[start Data provided]

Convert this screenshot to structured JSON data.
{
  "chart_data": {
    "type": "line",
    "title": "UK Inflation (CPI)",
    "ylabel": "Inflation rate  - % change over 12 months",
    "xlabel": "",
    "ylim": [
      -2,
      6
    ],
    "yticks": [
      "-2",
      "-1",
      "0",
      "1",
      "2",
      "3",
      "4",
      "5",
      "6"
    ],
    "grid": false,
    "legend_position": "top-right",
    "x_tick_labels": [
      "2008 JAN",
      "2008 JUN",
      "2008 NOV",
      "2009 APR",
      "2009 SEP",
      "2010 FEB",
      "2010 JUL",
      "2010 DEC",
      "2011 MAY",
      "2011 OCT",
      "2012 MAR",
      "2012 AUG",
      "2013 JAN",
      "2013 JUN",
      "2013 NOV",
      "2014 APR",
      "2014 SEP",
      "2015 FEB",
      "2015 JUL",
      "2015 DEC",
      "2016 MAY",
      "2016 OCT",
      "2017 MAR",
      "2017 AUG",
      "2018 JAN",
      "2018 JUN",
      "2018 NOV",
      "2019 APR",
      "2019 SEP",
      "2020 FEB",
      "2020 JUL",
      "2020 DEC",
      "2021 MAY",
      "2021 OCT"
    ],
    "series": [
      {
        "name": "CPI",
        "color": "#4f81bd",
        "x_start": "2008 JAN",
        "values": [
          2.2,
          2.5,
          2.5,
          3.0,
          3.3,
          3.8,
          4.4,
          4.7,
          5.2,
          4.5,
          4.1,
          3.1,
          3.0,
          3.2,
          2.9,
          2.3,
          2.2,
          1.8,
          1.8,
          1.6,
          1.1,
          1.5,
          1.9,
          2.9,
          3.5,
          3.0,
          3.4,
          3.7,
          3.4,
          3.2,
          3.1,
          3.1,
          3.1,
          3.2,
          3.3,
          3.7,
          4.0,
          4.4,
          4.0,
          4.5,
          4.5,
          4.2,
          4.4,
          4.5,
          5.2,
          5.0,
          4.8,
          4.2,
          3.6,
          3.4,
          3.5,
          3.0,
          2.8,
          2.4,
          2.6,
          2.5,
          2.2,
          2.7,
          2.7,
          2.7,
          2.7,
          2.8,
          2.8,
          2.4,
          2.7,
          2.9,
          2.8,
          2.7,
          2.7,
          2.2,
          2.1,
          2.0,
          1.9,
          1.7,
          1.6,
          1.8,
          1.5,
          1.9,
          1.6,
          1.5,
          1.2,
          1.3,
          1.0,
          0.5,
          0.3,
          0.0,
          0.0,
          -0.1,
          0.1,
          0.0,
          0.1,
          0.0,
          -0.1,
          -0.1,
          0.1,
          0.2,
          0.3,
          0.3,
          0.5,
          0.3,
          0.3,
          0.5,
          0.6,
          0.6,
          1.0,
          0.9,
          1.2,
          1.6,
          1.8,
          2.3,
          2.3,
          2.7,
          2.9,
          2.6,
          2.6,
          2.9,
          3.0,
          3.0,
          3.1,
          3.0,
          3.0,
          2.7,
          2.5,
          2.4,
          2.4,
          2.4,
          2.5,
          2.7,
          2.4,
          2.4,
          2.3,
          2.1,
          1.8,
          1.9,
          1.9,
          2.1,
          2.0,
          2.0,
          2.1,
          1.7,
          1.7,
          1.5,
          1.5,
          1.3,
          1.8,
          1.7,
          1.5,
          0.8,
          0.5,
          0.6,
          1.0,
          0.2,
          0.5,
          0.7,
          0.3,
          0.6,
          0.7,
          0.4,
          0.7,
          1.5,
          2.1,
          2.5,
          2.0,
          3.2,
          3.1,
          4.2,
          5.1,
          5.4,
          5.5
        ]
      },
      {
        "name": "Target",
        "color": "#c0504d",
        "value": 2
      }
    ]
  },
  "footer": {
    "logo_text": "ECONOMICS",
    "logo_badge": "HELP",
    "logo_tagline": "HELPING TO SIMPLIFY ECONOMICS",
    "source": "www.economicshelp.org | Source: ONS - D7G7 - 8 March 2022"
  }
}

[end Data provided]

◆ **Exercise prompt**
Reproduce the material verbatim, line by line.

◆ **Answer**
Convert this screenshot to structured JSON data.
{
  "chart_data": {
    "type": "line",
    "title": "UK Inflation (CPI)",
    "ylabel": "Inflation rate  - % change over 12 months",
    "xlabel": "",
    "ylim": [
      -2,
      6
    ],
    "yticks": [
      "-2",
      "-1",
      "0",
      "1",
      "2",
      "3",
      "4",
      "5",
      "6"
    ],
    "grid": false,
    "legend_position": "top-right",
    "x_tick_labels": [
      "2008 JAN",
      "2008 JUN",
      "2008 NOV",
      "2009 APR",
      "2009 SEP",
      "2010 FEB",
      "2010 JUL",
      "2010 DEC",
      "2011 MAY",
      "2011 OCT",
      "2012 MAR",
      "2012 AUG",
      "2013 JAN",
      "2013 JUN",
      "2013 NOV",
      "2014 APR",
      "2014 SEP",
      "2015 FEB",
      "2015 JUL",
      "2015 DEC",
      "2016 MAY",
      "2016 OCT",
      "2017 MAR",
      "2017 AUG",
      "2018 JAN",
      "2018 JUN",
      "2018 NOV",
      "2019 APR",
      "2019 SEP",
      "2020 FEB",
      "2020 JUL",
      "2020 DEC",
      "2021 MAY",
      "2021 OCT"
    ],
    "series": [
      {
        "name": "CPI",
        "color": "#4f81bd",
        "x_start": "2008 JAN",
        "values": [
          2.2,
          2.5,
          2.5,
          3.0,
          3.3,
          3.8,
          4.4,
          4.7,
          5.2,
          4.5,
          4.1,
          3.1,
          3.0,
          3.2,
          2.9,
          2.3,
          2.2,
          1.8,
          1.8,
          1.6,
          1.1,
          1.5,
          1.9,
          2.9,
          3.5,
          3.0,
          3.4,
          3.7,
          3.4,
          3.2,
          3.1,
          3.1,
          3.1,
          3.2,
          3.3,
          3.7,
          4.0,
          4.4,
          4.0,
          4.5,
          4.5,
          4.2,
          4.4,
          4.5,
          5.2,
          5.0,
          4.8,
          4.2,
          3.6,
          3.4,
          3.5,
          3.0,
          2.8,
          2.4,
          2.6,
          2.5,
          2.2,
          2.7,
          2.7,
          2.7,
          2.7,
          2.8,
          2.8,
          2.4,
          2.7,
          2.9,
          2.8,
          2.7,
          2.7,
          2.2,
          2.1,
          2.0,
          1.9,
          1.7,
          1.6,
          1.8,
          1.5,
          1.9,
          1.6,
          1.5,
          1.2,
          1.3,
          1.0,
          0.5,
          0.3,
          0.0,
          0.0,
          -0.1,
          0.1,
          0.0,
          0.1,
          0.0,
          -0.1,
          -0.1,
          0.1,
          0.2,
          0.3,
          0.3,
          0.5,
          0.3,
          0.3,
          0.5,
          0.6,
          0.6,
          1.0,
          0.9,
          1.2,
          1.6,
          1.8,
          2.3,
          2.3,
          2.7,
          2.9,
          2.6,
          2.6,
          2.9,
          3.0,
          3.0,
          3.1,
          3.0,
          3.0,
          2.7,
          2.5,
          2.4,
          2.4,
          2.4,
          2.5,
          2.7,
          2.4,
          2.4,
          2.3,
          2.1,
          1.8,
          1.9,
          1.9,
          2.1,
          2.0,
          2.0,
          2.1,
          1.7,
          1.7,
          1.5,
          1.5,
          1.3,
          1.8,
          1.7,
          1.5,
          0.8,
          0.5,
          0.6,
          1.0,
          0.2,
          0.5,
          0.7,
          0.3,
          0.6,
          0.7,
          0.4,
          0.7,
          1.5,
          2.1,
          2.5,
          2.0,
          3.2,
          3.1,
          4.2,
          5.1,
          5.4,
          5.5
        ]
      },
      {
        "name": "Target",
        "color": "#c0504d",
        "value": 2
      }
    ]
  },
  "footer": {
    "logo_text": "ECONOMICS",
    "logo_badge": "HELP",
    "logo_tagline": "HELPING TO SIMPLIFY ECONOMICS",
    "source": "www.economicshelp.org | Source: ONS - D7G7 - 8 March 2022"
  }
}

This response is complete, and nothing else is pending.